Every line with the word "elle" in it should be extracted from the data that follows.
* BEGIN TASK INPUTS *
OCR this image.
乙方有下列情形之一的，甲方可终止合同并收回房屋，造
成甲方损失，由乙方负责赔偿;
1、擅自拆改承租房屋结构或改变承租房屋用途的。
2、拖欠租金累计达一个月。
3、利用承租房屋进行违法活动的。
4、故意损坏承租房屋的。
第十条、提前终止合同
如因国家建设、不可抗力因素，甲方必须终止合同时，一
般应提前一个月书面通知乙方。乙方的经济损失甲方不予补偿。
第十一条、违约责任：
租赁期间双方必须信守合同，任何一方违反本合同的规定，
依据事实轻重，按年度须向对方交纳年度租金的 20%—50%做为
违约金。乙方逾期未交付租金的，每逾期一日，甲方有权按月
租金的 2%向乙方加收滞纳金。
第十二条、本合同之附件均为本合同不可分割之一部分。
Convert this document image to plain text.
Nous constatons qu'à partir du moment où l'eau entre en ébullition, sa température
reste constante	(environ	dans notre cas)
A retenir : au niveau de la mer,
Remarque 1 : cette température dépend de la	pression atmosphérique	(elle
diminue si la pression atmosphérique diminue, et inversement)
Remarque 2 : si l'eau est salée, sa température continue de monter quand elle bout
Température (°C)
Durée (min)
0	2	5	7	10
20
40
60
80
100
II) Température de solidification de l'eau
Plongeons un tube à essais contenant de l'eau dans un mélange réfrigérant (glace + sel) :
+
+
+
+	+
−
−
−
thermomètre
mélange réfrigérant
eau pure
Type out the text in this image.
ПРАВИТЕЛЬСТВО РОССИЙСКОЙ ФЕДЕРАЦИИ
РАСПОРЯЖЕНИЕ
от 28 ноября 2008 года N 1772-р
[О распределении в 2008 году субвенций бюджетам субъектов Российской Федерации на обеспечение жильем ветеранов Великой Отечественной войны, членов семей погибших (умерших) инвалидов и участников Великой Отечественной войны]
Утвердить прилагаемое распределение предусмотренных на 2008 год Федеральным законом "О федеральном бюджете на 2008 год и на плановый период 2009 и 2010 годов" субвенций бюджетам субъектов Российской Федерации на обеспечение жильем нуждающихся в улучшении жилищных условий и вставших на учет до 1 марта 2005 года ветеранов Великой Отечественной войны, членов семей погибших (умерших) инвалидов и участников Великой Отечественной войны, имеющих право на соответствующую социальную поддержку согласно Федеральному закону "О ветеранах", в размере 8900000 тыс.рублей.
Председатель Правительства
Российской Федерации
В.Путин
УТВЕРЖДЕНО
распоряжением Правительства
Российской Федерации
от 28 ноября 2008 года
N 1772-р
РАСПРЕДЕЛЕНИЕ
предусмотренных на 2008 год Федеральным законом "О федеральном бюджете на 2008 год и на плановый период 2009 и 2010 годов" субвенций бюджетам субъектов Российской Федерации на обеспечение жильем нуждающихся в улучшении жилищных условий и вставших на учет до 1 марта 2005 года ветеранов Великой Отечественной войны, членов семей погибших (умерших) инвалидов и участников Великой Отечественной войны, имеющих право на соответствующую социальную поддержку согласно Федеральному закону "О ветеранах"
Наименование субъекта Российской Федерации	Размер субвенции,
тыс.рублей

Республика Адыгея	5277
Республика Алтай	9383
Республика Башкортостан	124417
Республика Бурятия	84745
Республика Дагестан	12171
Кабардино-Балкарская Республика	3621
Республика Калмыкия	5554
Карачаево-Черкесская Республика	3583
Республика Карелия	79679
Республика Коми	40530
* END TASK INPUTS *
→ **WRITTEN SOLUTION**
Remarque 1 : cette température dépend de la	pression atmosphérique	(elle
Remarque 2 : si l'eau est salée, sa température continue de monter quand elle bout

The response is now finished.